• **Required task**:
Present the following entries again, word for word and in full.

• **Dataset content**:

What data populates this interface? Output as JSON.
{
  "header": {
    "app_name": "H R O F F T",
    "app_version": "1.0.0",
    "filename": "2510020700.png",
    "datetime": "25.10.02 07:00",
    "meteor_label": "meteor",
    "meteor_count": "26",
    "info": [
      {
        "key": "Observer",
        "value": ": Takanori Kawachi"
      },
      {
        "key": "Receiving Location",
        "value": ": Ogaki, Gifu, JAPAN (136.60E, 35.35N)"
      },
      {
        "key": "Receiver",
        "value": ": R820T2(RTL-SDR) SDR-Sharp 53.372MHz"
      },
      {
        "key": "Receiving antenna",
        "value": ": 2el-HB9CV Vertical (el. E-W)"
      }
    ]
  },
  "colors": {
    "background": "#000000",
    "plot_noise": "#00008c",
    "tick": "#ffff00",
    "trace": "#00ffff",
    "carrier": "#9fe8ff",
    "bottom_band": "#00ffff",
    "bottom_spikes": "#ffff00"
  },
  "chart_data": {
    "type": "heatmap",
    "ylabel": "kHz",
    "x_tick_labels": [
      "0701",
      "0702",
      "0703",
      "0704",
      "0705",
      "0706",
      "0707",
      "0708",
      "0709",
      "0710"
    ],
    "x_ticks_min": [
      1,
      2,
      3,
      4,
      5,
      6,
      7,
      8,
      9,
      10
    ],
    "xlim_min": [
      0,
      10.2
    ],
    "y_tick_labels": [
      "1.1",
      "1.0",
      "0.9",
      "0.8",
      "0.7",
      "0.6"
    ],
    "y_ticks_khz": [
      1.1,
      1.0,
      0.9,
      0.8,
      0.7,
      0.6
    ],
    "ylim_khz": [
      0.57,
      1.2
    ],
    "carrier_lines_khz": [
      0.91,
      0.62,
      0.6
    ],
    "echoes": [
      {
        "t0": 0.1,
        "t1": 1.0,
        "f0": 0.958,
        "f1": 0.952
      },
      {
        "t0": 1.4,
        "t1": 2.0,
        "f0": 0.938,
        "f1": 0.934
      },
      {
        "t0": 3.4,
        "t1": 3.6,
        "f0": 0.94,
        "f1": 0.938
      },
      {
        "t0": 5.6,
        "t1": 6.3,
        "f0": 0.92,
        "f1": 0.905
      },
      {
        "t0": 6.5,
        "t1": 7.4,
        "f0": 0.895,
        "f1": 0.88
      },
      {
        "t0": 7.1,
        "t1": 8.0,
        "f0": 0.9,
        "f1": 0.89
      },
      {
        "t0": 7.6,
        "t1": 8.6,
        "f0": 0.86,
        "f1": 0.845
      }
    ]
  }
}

• **Output for this task**:
What data populates this interface? Output as JSON.
{
  "header": {
    "app_name": "H R O F F T",
    "app_version": "1.0.0",
    "filename": "2510020700.png",
    "datetime": "25.10.02 07:00",
    "meteor_label": "meteor",
    "meteor_count": "26",
    "info": [
      {
        "key": "Observer",
        "value": ": Takanori Kawachi"
      },
      {
        "key": "Receiving Location",
        "value": ": Ogaki, Gifu, JAPAN (136.60E, 35.35N)"
      },
      {
        "key": "Receiver",
        "value": ": R820T2(RTL-SDR) SDR-Sharp 53.372MHz"
      },
      {
        "key": "Receiving antenna",
        "value": ": 2el-HB9CV Vertical (el. E-W)"
      }
    ]
  },
  "colors": {
    "background": "#000000",
    "plot_noise": "#00008c",
    "tick": "#ffff00",
    "trace": "#00ffff",
    "carrier": "#9fe8ff",
    "bottom_band": "#00ffff",
    "bottom_spikes": "#ffff00"
  },
  "chart_data": {
    "type": "heatmap",
    "ylabel": "kHz",
    "x_tick_labels": [
      "0701",
      "0702",
      "0703",
      "0704",
      "0705",
      "0706",
      "0707",
      "0708",
      "0709",
      "0710"
    ],
    "x_ticks_min": [
      1,
      2,
      3,
      4,
      5,
      6,
      7,
      8,
      9,
      10
    ],
    "xlim_min": [
      0,
      10.2
    ],
    "y_tick_labels": [
      "1.1",
      "1.0",
      "0.9",
      "0.8",
      "0.7",
      "0.6"
    ],
    "y_ticks_khz": [
      1.1,
      1.0,
      0.9,
      0.8,
      0.7,
      0.6
    ],
    "ylim_khz": [
      0.57,
      1.2
    ],
    "carrier_lines_khz": [
      0.91,
      0.62,
      0.6
    ],
    "echoes": [
      {
        "t0": 0.1,
        "t1": 1.0,
        "f0": 0.958,
        "f1": 0.952
      },
      {
        "t0": 1.4,
        "t1": 2.0,
        "f0": 0.938,
        "f1": 0.934
      },
      {
        "t0": 3.4,
        "t1": 3.6,
        "f0": 0.94,
        "f1": 0.938
      },
      {
        "t0": 5.6,
        "t1": 6.3,
        "f0": 0.92,
        "f1": 0.905
      },
      {
        "t0": 6.5,
        "t1": 7.4,
        "f0": 0.895,
        "f1": 0.88
      },
      {
        "t0": 7.1,
        "t1": 8.0,
        "f0": 0.9,
        "f1": 0.89
      },
      {
        "t0": 7.6,
        "t1": 8.6,
        "f0": 0.86,
        "f1": 0.845
      }
    ]
  }
}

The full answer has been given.